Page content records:
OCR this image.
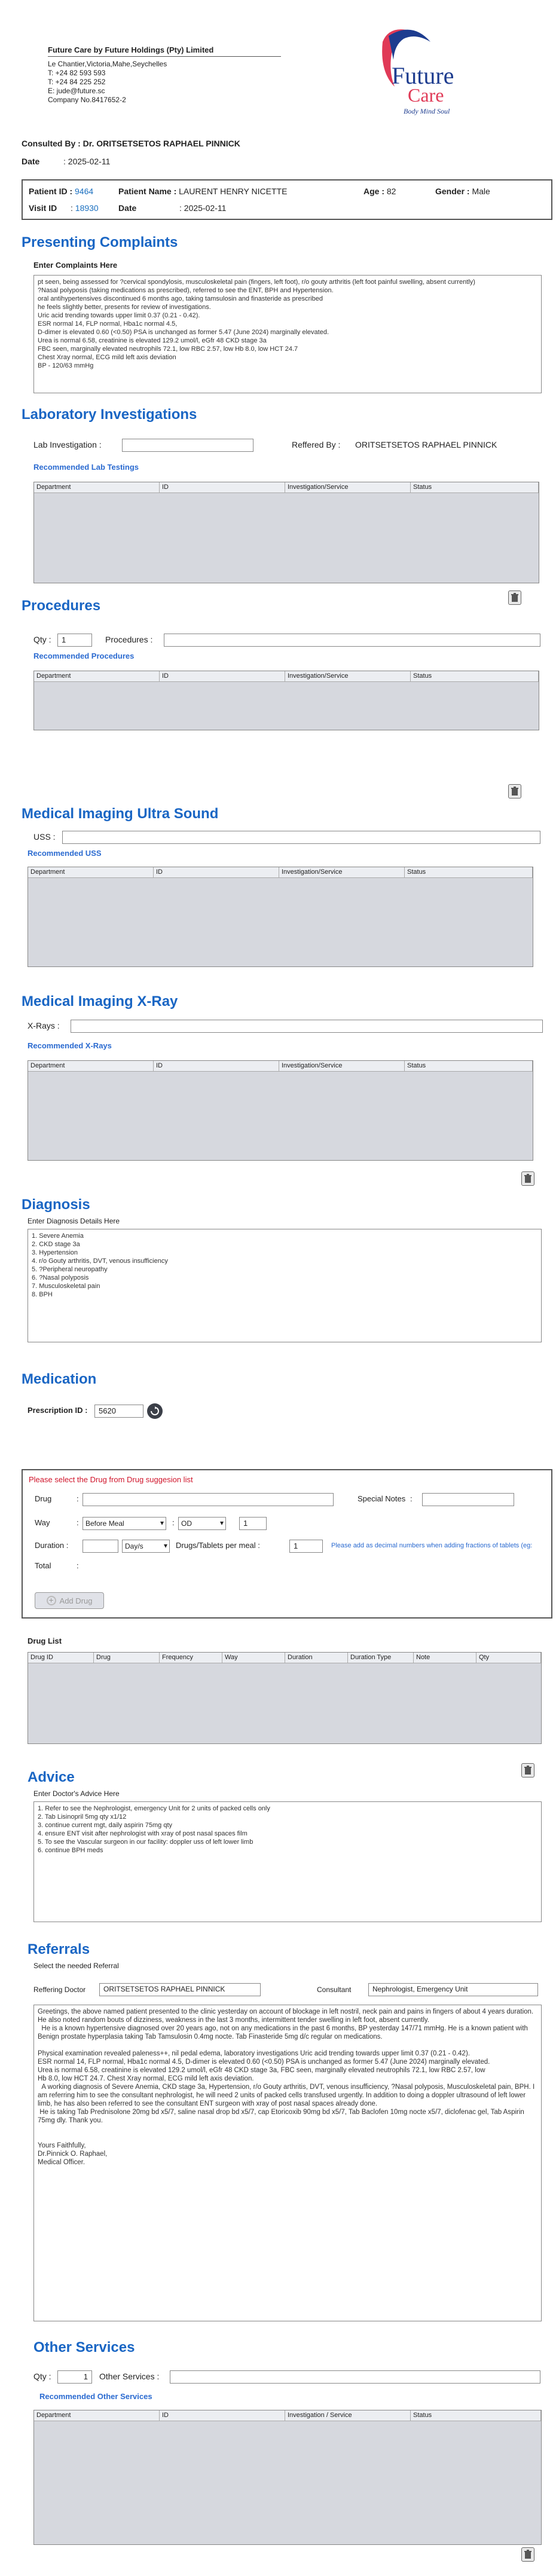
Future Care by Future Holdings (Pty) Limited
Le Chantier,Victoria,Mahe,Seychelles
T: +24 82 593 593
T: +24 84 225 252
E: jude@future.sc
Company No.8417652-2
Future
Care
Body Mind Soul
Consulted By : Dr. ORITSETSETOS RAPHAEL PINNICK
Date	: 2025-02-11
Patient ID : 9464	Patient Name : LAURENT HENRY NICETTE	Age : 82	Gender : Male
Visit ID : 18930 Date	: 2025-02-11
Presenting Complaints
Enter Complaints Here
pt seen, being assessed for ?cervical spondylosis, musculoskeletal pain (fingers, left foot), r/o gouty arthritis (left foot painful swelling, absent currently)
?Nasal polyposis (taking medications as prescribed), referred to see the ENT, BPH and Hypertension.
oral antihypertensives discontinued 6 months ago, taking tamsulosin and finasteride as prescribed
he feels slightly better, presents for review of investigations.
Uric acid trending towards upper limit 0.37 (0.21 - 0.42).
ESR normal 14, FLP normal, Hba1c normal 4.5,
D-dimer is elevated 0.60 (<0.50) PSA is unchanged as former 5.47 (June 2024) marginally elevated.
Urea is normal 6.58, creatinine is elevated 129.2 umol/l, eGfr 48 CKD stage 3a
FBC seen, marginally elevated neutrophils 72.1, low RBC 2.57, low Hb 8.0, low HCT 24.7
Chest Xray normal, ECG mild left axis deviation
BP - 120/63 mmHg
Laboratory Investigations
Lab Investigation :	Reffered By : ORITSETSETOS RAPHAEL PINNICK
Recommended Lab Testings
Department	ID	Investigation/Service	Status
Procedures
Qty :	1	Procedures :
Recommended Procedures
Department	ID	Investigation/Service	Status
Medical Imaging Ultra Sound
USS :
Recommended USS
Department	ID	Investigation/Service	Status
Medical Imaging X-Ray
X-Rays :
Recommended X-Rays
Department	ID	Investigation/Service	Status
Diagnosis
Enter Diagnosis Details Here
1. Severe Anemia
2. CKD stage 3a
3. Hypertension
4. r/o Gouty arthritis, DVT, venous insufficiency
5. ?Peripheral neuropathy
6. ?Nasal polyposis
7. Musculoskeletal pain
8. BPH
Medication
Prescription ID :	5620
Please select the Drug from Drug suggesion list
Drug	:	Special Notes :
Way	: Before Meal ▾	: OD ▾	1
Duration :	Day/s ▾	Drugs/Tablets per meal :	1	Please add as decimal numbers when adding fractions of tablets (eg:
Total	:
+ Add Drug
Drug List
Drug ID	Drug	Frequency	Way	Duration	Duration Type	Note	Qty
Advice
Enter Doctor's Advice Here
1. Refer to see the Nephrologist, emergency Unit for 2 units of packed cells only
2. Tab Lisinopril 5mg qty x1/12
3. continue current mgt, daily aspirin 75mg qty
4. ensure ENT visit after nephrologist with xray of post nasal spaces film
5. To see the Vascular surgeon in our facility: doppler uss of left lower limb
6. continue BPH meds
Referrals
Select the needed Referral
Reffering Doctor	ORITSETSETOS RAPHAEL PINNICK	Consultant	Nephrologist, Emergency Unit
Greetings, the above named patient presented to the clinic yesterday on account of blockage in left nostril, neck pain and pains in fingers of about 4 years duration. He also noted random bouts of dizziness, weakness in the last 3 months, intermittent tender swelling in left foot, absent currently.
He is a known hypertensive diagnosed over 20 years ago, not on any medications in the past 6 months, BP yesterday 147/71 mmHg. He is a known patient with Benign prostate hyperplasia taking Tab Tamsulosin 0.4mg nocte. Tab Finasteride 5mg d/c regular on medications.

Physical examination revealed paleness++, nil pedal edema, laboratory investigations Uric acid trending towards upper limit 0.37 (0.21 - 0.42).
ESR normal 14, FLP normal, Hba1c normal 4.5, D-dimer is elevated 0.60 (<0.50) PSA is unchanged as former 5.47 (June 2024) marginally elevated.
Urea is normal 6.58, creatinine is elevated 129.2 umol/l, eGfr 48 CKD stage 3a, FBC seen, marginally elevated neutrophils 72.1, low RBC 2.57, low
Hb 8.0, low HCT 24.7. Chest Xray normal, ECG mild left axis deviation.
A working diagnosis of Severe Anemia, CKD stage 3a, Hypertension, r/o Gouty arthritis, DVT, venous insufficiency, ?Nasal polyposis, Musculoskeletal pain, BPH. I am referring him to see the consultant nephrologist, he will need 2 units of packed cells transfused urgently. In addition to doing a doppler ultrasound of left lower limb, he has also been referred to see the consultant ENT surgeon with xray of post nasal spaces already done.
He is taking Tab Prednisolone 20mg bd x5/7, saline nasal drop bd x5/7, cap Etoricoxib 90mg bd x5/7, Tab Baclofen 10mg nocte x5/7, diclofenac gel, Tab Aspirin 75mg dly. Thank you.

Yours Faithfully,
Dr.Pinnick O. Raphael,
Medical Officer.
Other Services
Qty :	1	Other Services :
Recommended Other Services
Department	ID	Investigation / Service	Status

* **DIRECTIONS**
Would you set down the records exactly, with no pictures included?

* **ANSWER TO THIS EXERCISE**
OCR this image.
Future Care by Future Holdings (Pty) Limited
Le Chantier,Victoria,Mahe,Seychelles
T: +24 82 593 593
T: +24 84 225 252
E: jude@future.sc
Company No.8417652-2
Future
Care
Body Mind Soul
Consulted By : Dr. ORITSETSETOS RAPHAEL PINNICK
Date	: 2025-02-11
Patient ID : 9464	Patient Name : LAURENT HENRY NICETTE	Age : 82	Gender : Male
Visit ID : 18930 Date	: 2025-02-11
Presenting Complaints
Enter Complaints Here
pt seen, being assessed for ?cervical spondylosis, musculoskeletal pain (fingers, left foot), r/o gouty arthritis (left foot painful swelling, absent currently)
?Nasal polyposis (taking medications as prescribed), referred to see the ENT, BPH and Hypertension.
oral antihypertensives discontinued 6 months ago, taking tamsulosin and finasteride as prescribed
he feels slightly better, presents for review of investigations.
Uric acid trending towards upper limit 0.37 (0.21 - 0.42).
ESR normal 14, FLP normal, Hba1c normal 4.5,
D-dimer is elevated 0.60 (<0.50) PSA is unchanged as former 5.47 (June 2024) marginally elevated.
Urea is normal 6.58, creatinine is elevated 129.2 umol/l, eGfr 48 CKD stage 3a
FBC seen, marginally elevated neutrophils 72.1, low RBC 2.57, low Hb 8.0, low HCT 24.7
Chest Xray normal, ECG mild left axis deviation
BP - 120/63 mmHg
Laboratory Investigations
Lab Investigation :	Reffered By : ORITSETSETOS RAPHAEL PINNICK
Recommended Lab Testings
Department	ID	Investigation/Service	Status
Procedures
Qty :	1	Procedures :
Recommended Procedures
Department	ID	Investigation/Service	Status
Medical Imaging Ultra Sound
USS :
Recommended USS
Department	ID	Investigation/Service	Status
Medical Imaging X-Ray
X-Rays :
Recommended X-Rays
Department	ID	Investigation/Service	Status
Diagnosis
Enter Diagnosis Details Here
1. Severe Anemia
2. CKD stage 3a
3. Hypertension
4. r/o Gouty arthritis, DVT, venous insufficiency
5. ?Peripheral neuropathy
6. ?Nasal polyposis
7. Musculoskeletal pain
8. BPH
Medication
Prescription ID :	5620
Please select the Drug from Drug suggesion list
Drug	:	Special Notes :
Way	: Before Meal ▾	: OD ▾	1
Duration :	Day/s ▾	Drugs/Tablets per meal :	1	Please add as decimal numbers when adding fractions of tablets (eg:
Total	:
+ Add Drug
Drug List
Drug ID	Drug	Frequency	Way	Duration	Duration Type	Note	Qty
Advice
Enter Doctor's Advice Here
1. Refer to see the Nephrologist, emergency Unit for 2 units of packed cells only
2. Tab Lisinopril 5mg qty x1/12
3. continue current mgt, daily aspirin 75mg qty
4. ensure ENT visit after nephrologist with xray of post nasal spaces film
5. To see the Vascular surgeon in our facility: doppler uss of left lower limb
6. continue BPH meds
Referrals
Select the needed Referral
Reffering Doctor	ORITSETSETOS RAPHAEL PINNICK	Consultant	Nephrologist, Emergency Unit
Greetings, the above named patient presented to the clinic yesterday on account of blockage in left nostril, neck pain and pains in fingers of about 4 years duration. He also noted random bouts of dizziness, weakness in the last 3 months, intermittent tender swelling in left foot, absent currently.
He is a known hypertensive diagnosed over 20 years ago, not on any medications in the past 6 months, BP yesterday 147/71 mmHg. He is a known patient with Benign prostate hyperplasia taking Tab Tamsulosin 0.4mg nocte. Tab Finasteride 5mg d/c regular on medications.

Physical examination revealed paleness++, nil pedal edema, laboratory investigations Uric acid trending towards upper limit 0.37 (0.21 - 0.42).
ESR normal 14, FLP normal, Hba1c normal 4.5, D-dimer is elevated 0.60 (<0.50) PSA is unchanged as former 5.47 (June 2024) marginally elevated.
Urea is normal 6.58, creatinine is elevated 129.2 umol/l, eGfr 48 CKD stage 3a, FBC seen, marginally elevated neutrophils 72.1, low RBC 2.57, low
Hb 8.0, low HCT 24.7. Chest Xray normal, ECG mild left axis deviation.
A working diagnosis of Severe Anemia, CKD stage 3a, Hypertension, r/o Gouty arthritis, DVT, venous insufficiency, ?Nasal polyposis, Musculoskeletal pain, BPH. I am referring him to see the consultant nephrologist, he will need 2 units of packed cells transfused urgently. In addition to doing a doppler ultrasound of left lower limb, he has also been referred to see the consultant ENT surgeon with xray of post nasal spaces already done.
He is taking Tab Prednisolone 20mg bd x5/7, saline nasal drop bd x5/7, cap Etoricoxib 90mg bd x5/7, Tab Baclofen 10mg nocte x5/7, diclofenac gel, Tab Aspirin 75mg dly. Thank you.

Yours Faithfully,
Dr.Pinnick O. Raphael,
Medical Officer.
Other Services
Qty :	1	Other Services :
Recommended Other Services
Department	ID	Investigation / Service	Status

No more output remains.